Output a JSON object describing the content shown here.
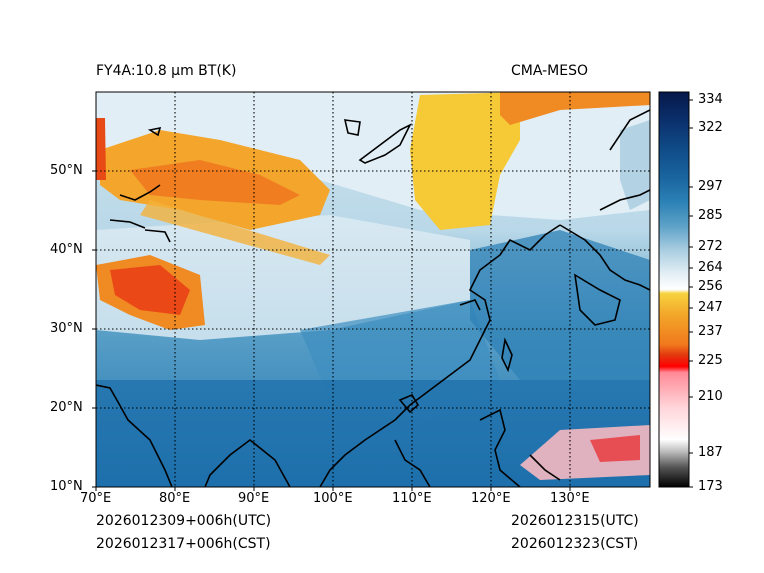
{
  "header": {
    "left_title": "FY4A:10.8 µm BT(K)",
    "right_title": "CMA-MESO"
  },
  "footer": {
    "init_utc": "2026012309+006h(UTC)",
    "init_cst": "2026012317+006h(CST)",
    "valid_utc": "2026012315(UTC)",
    "valid_cst": "2026012323(CST)"
  },
  "map": {
    "lon_range": [
      70,
      140
    ],
    "lat_range": [
      10,
      60
    ],
    "lon_ticks": [
      "70°E",
      "80°E",
      "90°E",
      "100°E",
      "110°E",
      "120°E",
      "130°E"
    ],
    "lat_ticks": [
      "10°N",
      "20°N",
      "30°N",
      "40°N",
      "50°N"
    ],
    "gridline_style": "dotted"
  },
  "colorbar": {
    "unit": "K",
    "min": 173,
    "max": 338,
    "ticks": [
      "334",
      "322",
      "297",
      "285",
      "272",
      "264",
      "256",
      "247",
      "237",
      "225",
      "210",
      "187",
      "173"
    ],
    "colors": {
      "deep_cold": "#000000",
      "cold_gray": "#8c8c8c",
      "white": "#ffffff",
      "pink": "#ffb0b8",
      "red": "#ff0000",
      "orange": "#f28c1c",
      "gold": "#f6c936",
      "light_cyan": "#cfe4ef",
      "steel_blue": "#6ea9cc",
      "ocean_blue": "#2a7fb5",
      "navy": "#0b2d6b"
    }
  }
}
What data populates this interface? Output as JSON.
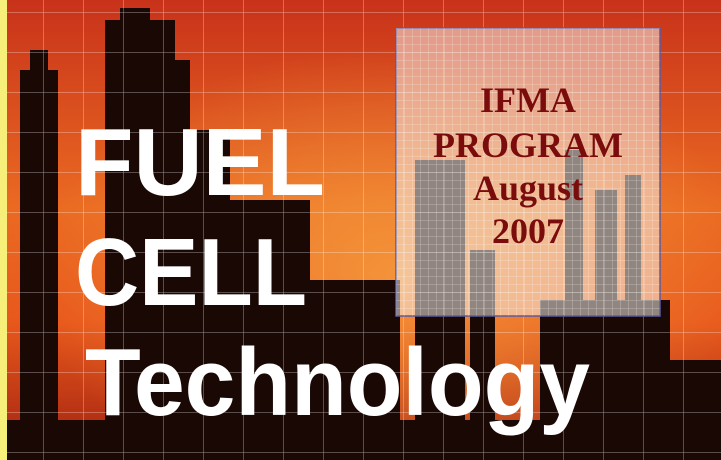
{
  "slide": {
    "title_lines": [
      "FUEL",
      "CELL",
      "Technology"
    ],
    "box_lines": [
      "IFMA",
      "PROGRAM",
      "August",
      "2007"
    ]
  }
}
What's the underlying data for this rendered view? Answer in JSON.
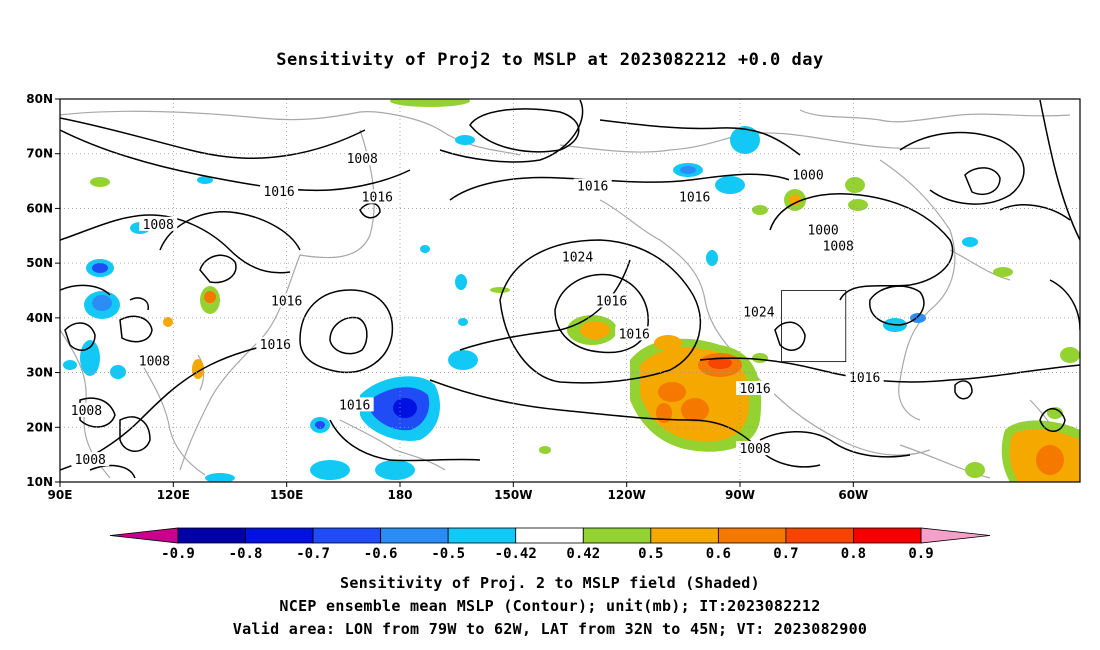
{
  "title": "Sensitivity of Proj2 to MSLP at 2023082212 +0.0 day",
  "lat_labels": [
    "80N",
    "70N",
    "60N",
    "50N",
    "40N",
    "30N",
    "20N",
    "10N"
  ],
  "lon_labels": [
    "90E",
    "120E",
    "150E",
    "180",
    "150W",
    "120W",
    "90W",
    "60W"
  ],
  "contour_labels": [
    {
      "text": "1008",
      "lon": 170,
      "lat": 69
    },
    {
      "text": "1016",
      "lon": 174,
      "lat": 62
    },
    {
      "text": "1016",
      "lon": 148,
      "lat": 63
    },
    {
      "text": "1008",
      "lon": 116,
      "lat": 57
    },
    {
      "text": "1016",
      "lon": 150,
      "lat": 43
    },
    {
      "text": "1016",
      "lon": 147,
      "lat": 35
    },
    {
      "text": "1008",
      "lon": 115,
      "lat": 32
    },
    {
      "text": "1008",
      "lon": 97,
      "lat": 23
    },
    {
      "text": "1008",
      "lon": 98,
      "lat": 14
    },
    {
      "text": "1016",
      "lon": 168,
      "lat": 24
    },
    {
      "text": "1024",
      "lon": -133,
      "lat": 51
    },
    {
      "text": "1016",
      "lon": -129,
      "lat": 64
    },
    {
      "text": "1016",
      "lon": -124,
      "lat": 43
    },
    {
      "text": "1016",
      "lon": -118,
      "lat": 37
    },
    {
      "text": "1016",
      "lon": -102,
      "lat": 62
    },
    {
      "text": "1000",
      "lon": -72,
      "lat": 66
    },
    {
      "text": "1000",
      "lon": -68,
      "lat": 56
    },
    {
      "text": "1008",
      "lon": -64,
      "lat": 53
    },
    {
      "text": "1024",
      "lon": -85,
      "lat": 41
    },
    {
      "text": "1016",
      "lon": -86,
      "lat": 27
    },
    {
      "text": "1008",
      "lon": -86,
      "lat": 16
    },
    {
      "text": "1016",
      "lon": -57,
      "lat": 29
    }
  ],
  "valid_area": {
    "lon_min": -79,
    "lon_max": -62,
    "lat_min": 32,
    "lat_max": 45
  },
  "colorbar": {
    "labels": [
      "-0.9",
      "-0.8",
      "-0.7",
      "-0.6",
      "-0.5",
      "-0.42",
      "0.42",
      "0.5",
      "0.6",
      "0.7",
      "0.8",
      "0.9"
    ],
    "colors": [
      "#0000a8",
      "#0012e0",
      "#1f4cf5",
      "#2b8cf5",
      "#12c8f5",
      "#ffffff",
      "#94d232",
      "#f5a800",
      "#f57800",
      "#f54500",
      "#f50000"
    ],
    "left_arrow_color": "#c8008c",
    "right_arrow_color": "#f5a0c8"
  },
  "captions": [
    "Sensitivity of Proj. 2 to MSLP field (Shaded)",
    "NCEP ensemble mean MSLP (Contour); unit(mb); IT:2023082212",
    "Valid area: LON from 79W to 62W, LAT from 32N to 45N; VT: 2023082900"
  ]
}
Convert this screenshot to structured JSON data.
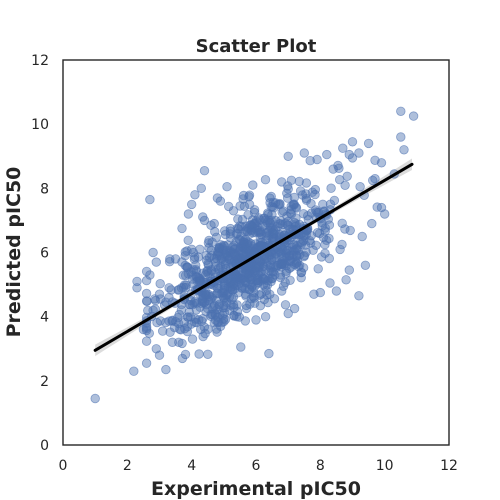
{
  "chart_data": {
    "type": "scatter",
    "title": "Scatter Plot",
    "xlabel": "Experimental pIC50",
    "ylabel": "Predicted pIC50",
    "xlim": [
      0,
      12
    ],
    "ylim": [
      0,
      12
    ],
    "xticks": [
      "0",
      "2",
      "4",
      "6",
      "8",
      "10",
      "12"
    ],
    "yticks": [
      "0",
      "2",
      "4",
      "6",
      "8",
      "10",
      "12"
    ],
    "grid": false,
    "legend": "none",
    "point_color": "#4c72b0",
    "line_color": "#000000",
    "band_color": "#9a9a9a",
    "point_count": 900,
    "regression": {
      "x_start": 1.0,
      "y_start": 2.95,
      "x_end": 10.85,
      "y_end": 8.75,
      "ci_half_width_ends": 0.18,
      "ci_half_width_mid": 0.05
    },
    "points": [
      [
        1.0,
        1.45
      ],
      [
        2.2,
        2.3
      ],
      [
        2.3,
        5.1
      ],
      [
        2.3,
        4.9
      ],
      [
        2.5,
        3.6
      ],
      [
        2.6,
        2.55
      ],
      [
        2.7,
        7.65
      ],
      [
        2.7,
        5.3
      ],
      [
        2.8,
        6.0
      ],
      [
        2.8,
        4.2
      ],
      [
        2.9,
        3.0
      ],
      [
        2.9,
        5.7
      ],
      [
        3.0,
        2.8
      ],
      [
        3.0,
        4.7
      ],
      [
        3.1,
        3.55
      ],
      [
        3.2,
        2.35
      ],
      [
        3.3,
        4.9
      ],
      [
        3.4,
        3.2
      ],
      [
        3.5,
        5.8
      ],
      [
        3.6,
        3.2
      ],
      [
        3.7,
        6.75
      ],
      [
        3.8,
        5.9
      ],
      [
        3.9,
        7.2
      ],
      [
        4.0,
        7.5
      ],
      [
        4.0,
        6.1
      ],
      [
        4.1,
        7.8
      ],
      [
        4.3,
        8.0
      ],
      [
        4.4,
        7.0
      ],
      [
        4.4,
        8.55
      ],
      [
        4.6,
        6.85
      ],
      [
        4.7,
        6.9
      ],
      [
        4.8,
        7.7
      ],
      [
        5.0,
        3.85
      ],
      [
        5.1,
        8.05
      ],
      [
        5.3,
        7.3
      ],
      [
        5.4,
        4.0
      ],
      [
        5.7,
        4.35
      ],
      [
        5.9,
        8.1
      ],
      [
        6.0,
        3.9
      ],
      [
        6.3,
        4.0
      ],
      [
        6.4,
        2.85
      ],
      [
        6.8,
        4.8
      ],
      [
        6.8,
        8.2
      ],
      [
        7.0,
        4.1
      ],
      [
        7.0,
        9.0
      ],
      [
        7.1,
        8.25
      ],
      [
        7.2,
        4.25
      ],
      [
        7.5,
        9.1
      ],
      [
        7.8,
        4.7
      ],
      [
        7.9,
        8.9
      ],
      [
        8.0,
        4.75
      ],
      [
        8.2,
        9.05
      ],
      [
        8.3,
        5.05
      ],
      [
        8.4,
        8.6
      ],
      [
        8.5,
        4.8
      ],
      [
        8.7,
        9.25
      ],
      [
        8.8,
        5.15
      ],
      [
        8.9,
        5.45
      ],
      [
        8.9,
        9.05
      ],
      [
        9.0,
        8.95
      ],
      [
        9.0,
        9.45
      ],
      [
        9.2,
        9.1
      ],
      [
        9.2,
        4.65
      ],
      [
        9.3,
        6.5
      ],
      [
        9.4,
        5.6
      ],
      [
        9.5,
        9.4
      ],
      [
        9.6,
        6.9
      ],
      [
        9.7,
        8.3
      ],
      [
        9.9,
        7.4
      ],
      [
        10.0,
        7.2
      ],
      [
        10.3,
        8.45
      ],
      [
        10.5,
        10.4
      ],
      [
        10.5,
        9.6
      ],
      [
        10.6,
        9.2
      ],
      [
        10.9,
        10.25
      ]
    ]
  }
}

■ ■ ■ ■

Say how many lines in the records contain the string "this", and say nothing else.

3